DATA SUPPLIED section start

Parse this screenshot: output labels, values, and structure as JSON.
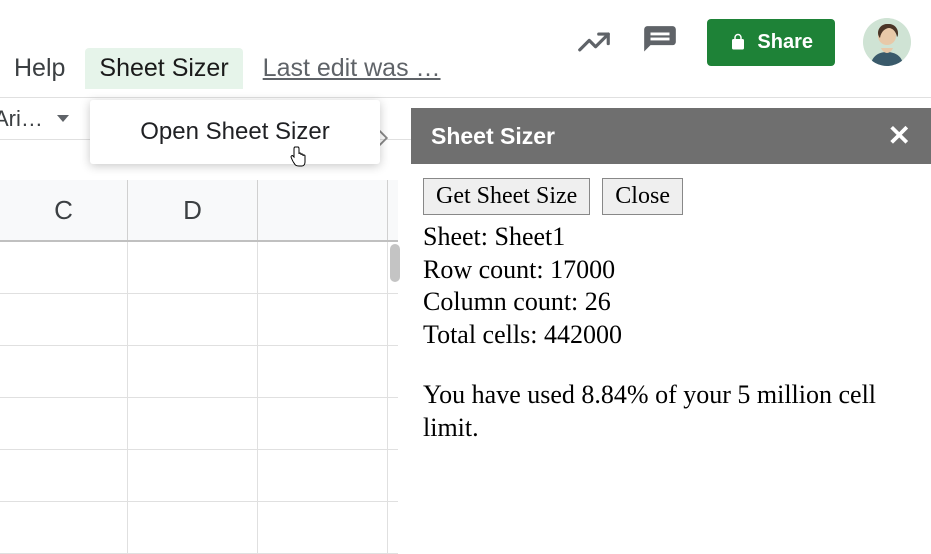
{
  "menu": {
    "help": "Help",
    "sheet_sizer": "Sheet Sizer",
    "last_edit": "Last edit was …"
  },
  "toolbar": {
    "font_truncated": "Ari…"
  },
  "dropdown": {
    "open_label": "Open Sheet Sizer"
  },
  "share": {
    "label": "Share"
  },
  "columns": [
    "C",
    "D"
  ],
  "sidebar": {
    "title": "Sheet Sizer",
    "buttons": {
      "get_size": "Get Sheet Size",
      "close": "Close"
    },
    "info": {
      "sheet_label": "Sheet:",
      "sheet_name": "Sheet1",
      "row_label": "Row count:",
      "row_count": "17000",
      "col_label": "Column count:",
      "col_count": "26",
      "total_label": "Total cells:",
      "total_cells": "442000"
    },
    "usage": "You have used 8.84% of your 5 million cell limit."
  }
}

DATA SUPPLIED section end

**YOUR OBJECTIVE**: Exact duplicates of all the entries are required, and no image may appear in them.

**SOLUTION TO THE EXERCISE**:
Parse this screenshot: output labels, values, and structure as JSON.
{
  "menu": {
    "help": "Help",
    "sheet_sizer": "Sheet Sizer",
    "last_edit": "Last edit was …"
  },
  "toolbar": {
    "font_truncated": "Ari…"
  },
  "dropdown": {
    "open_label": "Open Sheet Sizer"
  },
  "share": {
    "label": "Share"
  },
  "columns": [
    "C",
    "D"
  ],
  "sidebar": {
    "title": "Sheet Sizer",
    "buttons": {
      "get_size": "Get Sheet Size",
      "close": "Close"
    },
    "info": {
      "sheet_label": "Sheet:",
      "sheet_name": "Sheet1",
      "row_label": "Row count:",
      "row_count": "17000",
      "col_label": "Column count:",
      "col_count": "26",
      "total_label": "Total cells:",
      "total_cells": "442000"
    },
    "usage": "You have used 8.84% of your 5 million cell limit."
  }
}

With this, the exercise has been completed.